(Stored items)
- - -

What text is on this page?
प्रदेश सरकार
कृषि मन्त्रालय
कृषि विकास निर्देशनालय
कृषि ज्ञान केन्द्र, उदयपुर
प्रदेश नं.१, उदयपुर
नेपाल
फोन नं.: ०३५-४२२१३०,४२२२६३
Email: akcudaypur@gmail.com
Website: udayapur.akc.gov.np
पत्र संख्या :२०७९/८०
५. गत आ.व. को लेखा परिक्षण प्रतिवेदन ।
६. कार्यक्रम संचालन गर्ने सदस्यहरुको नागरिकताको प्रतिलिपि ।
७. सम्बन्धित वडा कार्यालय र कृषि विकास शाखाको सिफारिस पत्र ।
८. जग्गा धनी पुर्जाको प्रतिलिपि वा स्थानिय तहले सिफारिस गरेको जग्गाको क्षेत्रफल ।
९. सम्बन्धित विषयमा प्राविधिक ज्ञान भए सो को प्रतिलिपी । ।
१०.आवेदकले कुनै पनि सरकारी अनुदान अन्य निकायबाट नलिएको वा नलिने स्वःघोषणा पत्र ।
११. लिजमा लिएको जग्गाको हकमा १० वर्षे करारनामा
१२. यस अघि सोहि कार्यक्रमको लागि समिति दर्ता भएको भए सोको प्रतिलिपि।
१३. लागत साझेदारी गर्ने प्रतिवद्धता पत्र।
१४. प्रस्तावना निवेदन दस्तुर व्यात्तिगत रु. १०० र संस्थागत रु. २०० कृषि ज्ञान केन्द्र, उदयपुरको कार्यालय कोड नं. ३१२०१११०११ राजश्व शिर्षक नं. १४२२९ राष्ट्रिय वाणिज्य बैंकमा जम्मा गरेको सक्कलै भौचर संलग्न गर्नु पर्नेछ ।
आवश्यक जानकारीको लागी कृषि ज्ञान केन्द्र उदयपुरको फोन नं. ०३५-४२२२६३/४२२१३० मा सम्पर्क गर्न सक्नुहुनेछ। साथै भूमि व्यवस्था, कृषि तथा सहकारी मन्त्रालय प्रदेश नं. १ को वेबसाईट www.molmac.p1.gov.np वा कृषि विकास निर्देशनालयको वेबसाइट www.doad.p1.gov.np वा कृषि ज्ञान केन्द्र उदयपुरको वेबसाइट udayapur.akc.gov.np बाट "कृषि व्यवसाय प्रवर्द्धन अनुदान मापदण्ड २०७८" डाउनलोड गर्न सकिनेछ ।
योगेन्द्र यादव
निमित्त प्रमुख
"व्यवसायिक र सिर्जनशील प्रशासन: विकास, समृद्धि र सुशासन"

- - -

■ **Exercise description**
Transcribe each entry precisely, missing none.

■ **Solved problem**
What text is on this page?
प्रदेश सरकार
कृषि मन्त्रालय
कृषि विकास निर्देशनालय
कृषि ज्ञान केन्द्र, उदयपुर
प्रदेश नं.१, उदयपुर
नेपाल
फोन नं.: ०३५-४२२१३०,४२२२६३
Email: akcudaypur@gmail.com
Website: udayapur.akc.gov.np
पत्र संख्या :२०७९/८०
५. गत आ.व. को लेखा परिक्षण प्रतिवेदन ।
६. कार्यक्रम संचालन गर्ने सदस्यहरुको नागरिकताको प्रतिलिपि ।
७. सम्बन्धित वडा कार्यालय र कृषि विकास शाखाको सिफारिस पत्र ।
८. जग्गा धनी पुर्जाको प्रतिलिपि वा स्थानिय तहले सिफारिस गरेको जग्गाको क्षेत्रफल ।
९. सम्बन्धित विषयमा प्राविधिक ज्ञान भए सो को प्रतिलिपी । ।
१०.आवेदकले कुनै पनि सरकारी अनुदान अन्य निकायबाट नलिएको वा नलिने स्वःघोषणा पत्र ।
११. लिजमा लिएको जग्गाको हकमा १० वर्षे करारनामा
१२. यस अघि सोहि कार्यक्रमको लागि समिति दर्ता भएको भए सोको प्रतिलिपि।
१३. लागत साझेदारी गर्ने प्रतिवद्धता पत्र।
१४. प्रस्तावना निवेदन दस्तुर व्यात्तिगत रु. १०० र संस्थागत रु. २०० कृषि ज्ञान केन्द्र, उदयपुरको कार्यालय कोड नं. ३१२०१११०११ राजश्व शिर्षक नं. १४२२९ राष्ट्रिय वाणिज्य बैंकमा जम्मा गरेको सक्कलै भौचर संलग्न गर्नु पर्नेछ ।
आवश्यक जानकारीको लागी कृषि ज्ञान केन्द्र उदयपुरको फोन नं. ०३५-४२२२६३/४२२१३० मा सम्पर्क गर्न सक्नुहुनेछ। साथै भूमि व्यवस्था, कृषि तथा सहकारी मन्त्रालय प्रदेश नं. १ को वेबसाईट www.molmac.p1.gov.np वा कृषि विकास निर्देशनालयको वेबसाइट www.doad.p1.gov.np वा कृषि ज्ञान केन्द्र उदयपुरको वेबसाइट udayapur.akc.gov.np बाट "कृषि व्यवसाय प्रवर्द्धन अनुदान मापदण्ड २०७८" डाउनलोड गर्न सकिनेछ ।
योगेन्द्र यादव
निमित्त प्रमुख
"व्यवसायिक र सिर्जनशील प्रशासन: विकास, समृद्धि र सुशासन"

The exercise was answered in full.